* [YOUR TASK]: From the entries below, extract every line that includes the word "this".

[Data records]
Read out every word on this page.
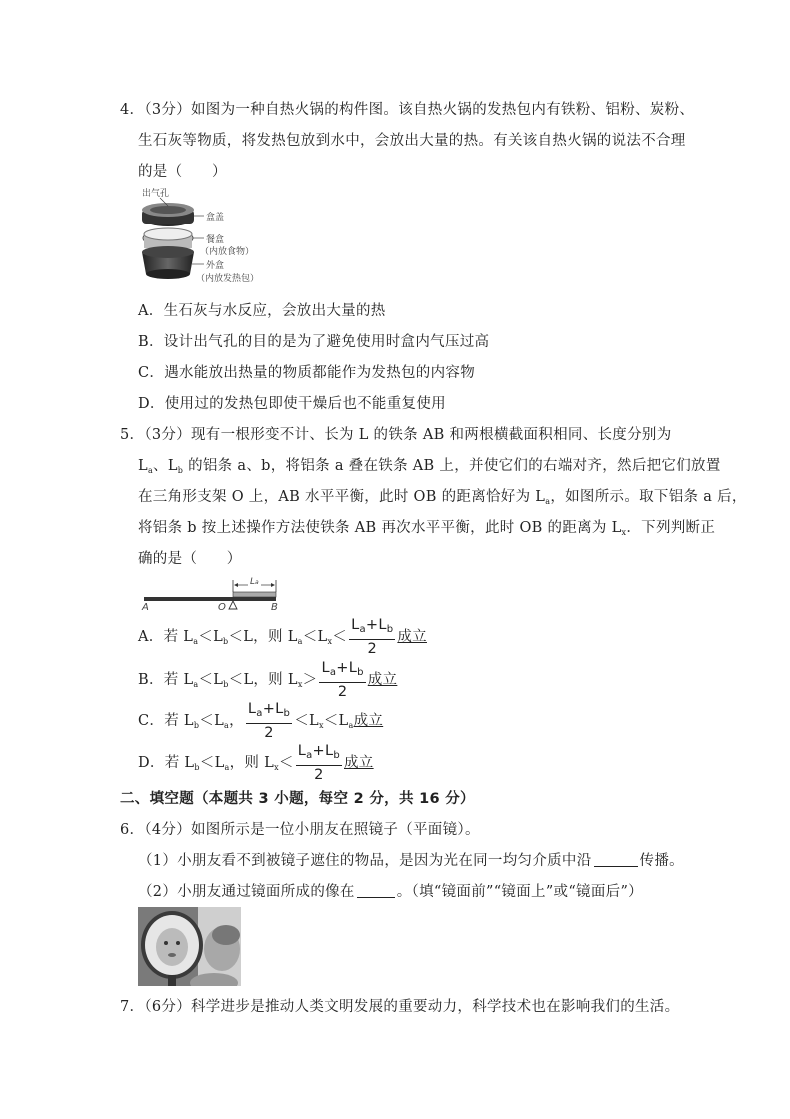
4．（3分）如图为一种自热火锅的构件图。该自热火锅的发热包内有铁粉、铝粉、炭粉、
生石灰等物质，将发热包放到水中，会放出大量的热。有关该自热火锅的说法不合理
的是（　　）
出气孔
盒盖
餐盒
（内放食物）
外盒
（内放发热包）
A．生石灰与水反应，会放出大量的热
B．设计出气孔的目的是为了避免使用时盒内气压过高
C．遇水能放出热量的物质都能作为发热包的内容物
D．使用过的发热包即使干燥后也不能重复使用
5．（3分）现有一根形变不计、长为 L 的铁条 AB 和两根横截面积相同、长度分别为
$L_a$、$L_b$ 的铝条 a、b，将铝条 a 叠在铁条 AB 上，并使它们的右端对齐，然后把它们放置
在三角形支架 O 上，AB 水平平衡，此时 OB 的距离恰好为 $L_a$，如图所示。取下铝条 a 后，
将铝条 b 按上述操作方法使铁条 AB 再次水平平衡，此时 OB 的距离为 $L_x$．下列判断正
确的是（　　）
La
A	O	B
A．若 $L_a<L_b<L$，则 $L_a<L_x< \frac{L_a+L_b}{2}$ 成立
B．若 $L_a<L_b<L$，则 $L_x> \frac{L_a+L_b}{2}$ 成立
C．若 $L_b<L_a$， $\frac{L_a+L_b}{2} <L_x<L_a$成立
D．若 $L_b<L_a$，则 $L_x< \frac{L_a+L_b}{2}$ 成立
二、填空题（本题共 3 小题，每空 2 分，共 16 分）
6．（4分）如图所示是一位小朋友在照镜子（平面镜）。
（1）小朋友看不到被镜子遮住的物品，是因为光在同一均匀介质中沿	传播。
（2）小朋友通过镜面所成的像在	。（填“镜面前”“镜面上”或“镜面后”）
7．（6分）科学进步是推动人类文明发展的重要动力，科学技术也在影响我们的生活。
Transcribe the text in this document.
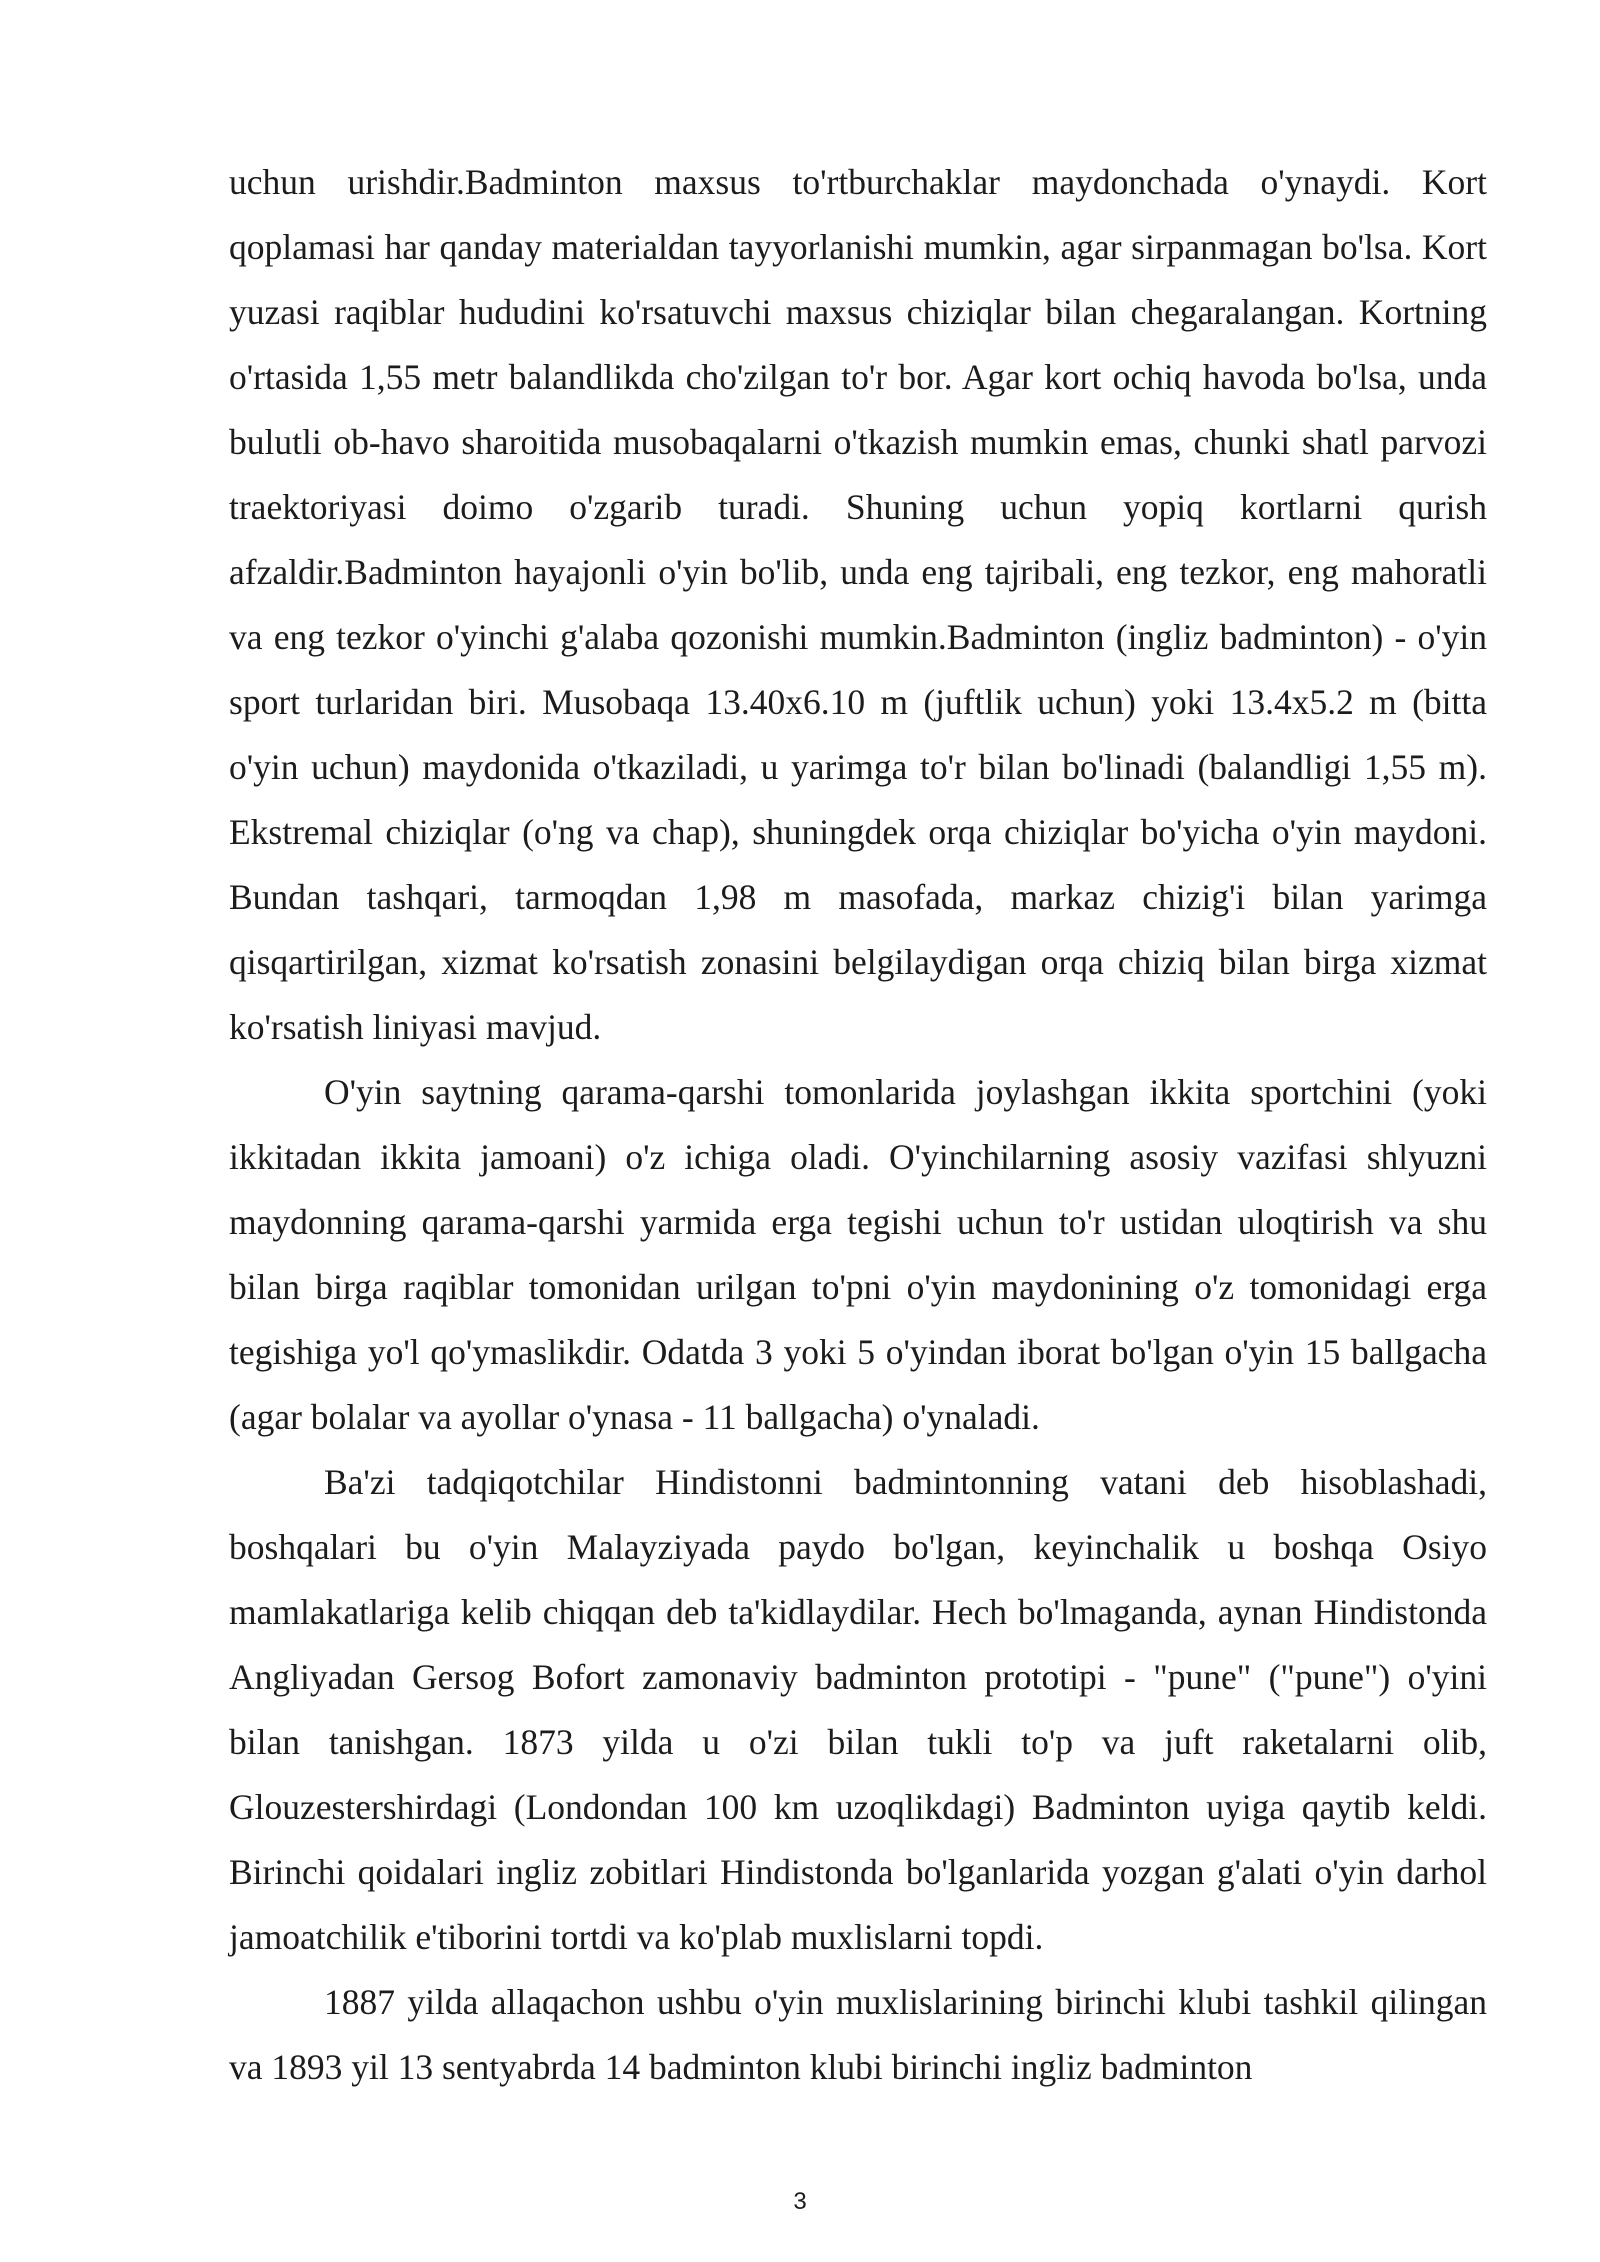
uchun urishdir.Badminton maxsus to'rtburchaklar maydonchada o'ynaydi. Kort qoplamasi har qanday materialdan tayyorlanishi mumkin, agar sirpanmagan bo'lsa. Kort yuzasi raqiblar hududini ko'rsatuvchi maxsus chiziqlar bilan chegaralangan. Kortning o'rtasida 1,55 metr balandlikda cho'zilgan to'r bor. Agar kort ochiq havoda bo'lsa, unda bulutli ob-havo sharoitida musobaqalarni o'tkazish mumkin emas, chunki shatl parvozi traektoriyasi doimo o'zgarib turadi. Shuning uchun yopiq kortlarni qurish afzaldir.Badminton hayajonli o'yin bo'lib, unda eng tajribali, eng tezkor, eng mahoratli va eng tezkor o'yinchi g'alaba qozonishi mumkin.Badminton (ingliz badminton) - o'yin sport turlaridan biri. Musobaqa 13.40x6.10 m (juftlik uchun) yoki 13.4x5.2 m (bitta o'yin uchun) maydonida o'tkaziladi, u yarimga to'r bilan bo'linadi (balandligi 1,55 m). Ekstremal chiziqlar (o'ng va chap), shuningdek orqa chiziqlar bo'yicha o'yin maydoni. Bundan tashqari, tarmoqdan 1,98 m masofada, markaz chizig'i bilan yarimga qisqartirilgan, xizmat ko'rsatish zonasini belgilaydigan orqa chiziq bilan birga xizmat ko'rsatish liniyasi mavjud.

O'yin saytning qarama-qarshi tomonlarida joylashgan ikkita sportchini (yoki ikkitadan ikkita jamoani) o'z ichiga oladi. O'yinchilarning asosiy vazifasi shlyuzni maydonning qarama-qarshi yarmida erga tegishi uchun to'r ustidan uloqtirish va shu bilan birga raqiblar tomonidan urilgan to'pni o'yin maydonining o'z tomonidagi erga tegishiga yo'l qo'ymaslikdir. Odatda 3 yoki 5 o'yindan iborat bo'lgan o'yin 15 ballgacha (agar bolalar va ayollar o'ynasa - 11 ballgacha) o'ynaladi.

Ba'zi tadqiqotchilar Hindistonni badmintonning vatani deb hisoblashadi, boshqalari bu o'yin Malayziyada paydo bo'lgan, keyinchalik u boshqa Osiyo mamlakatlariga kelib chiqqan deb ta'kidlaydilar. Hech bo'lmaganda, aynan Hindistonda Angliyadan Gersog Bofort zamonaviy badminton prototipi - "pune" ("pune") o'yini bilan tanishgan. 1873 yilda u o'zi bilan tukli to'p va juft raketalarni olib, Glouzestershirdagi (Londondan 100 km uzoqlikdagi) Badminton uyiga qaytib keldi. Birinchi qoidalari ingliz zobitlari Hindistonda bo'lganlarida yozgan g'alati o'yin darhol jamoatchilik e'tiborini tortdi va ko'plab muxlislarni topdi.

1887 yilda allaqachon ushbu o'yin muxlislarining birinchi klubi tashkil qilingan va 1893 yil 13 sentyabrda 14 badminton klubi birinchi ingliz badminton

3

* [EXERCISE RESPONSE]:
Read out every word on this page.
Transcribe the text in this document.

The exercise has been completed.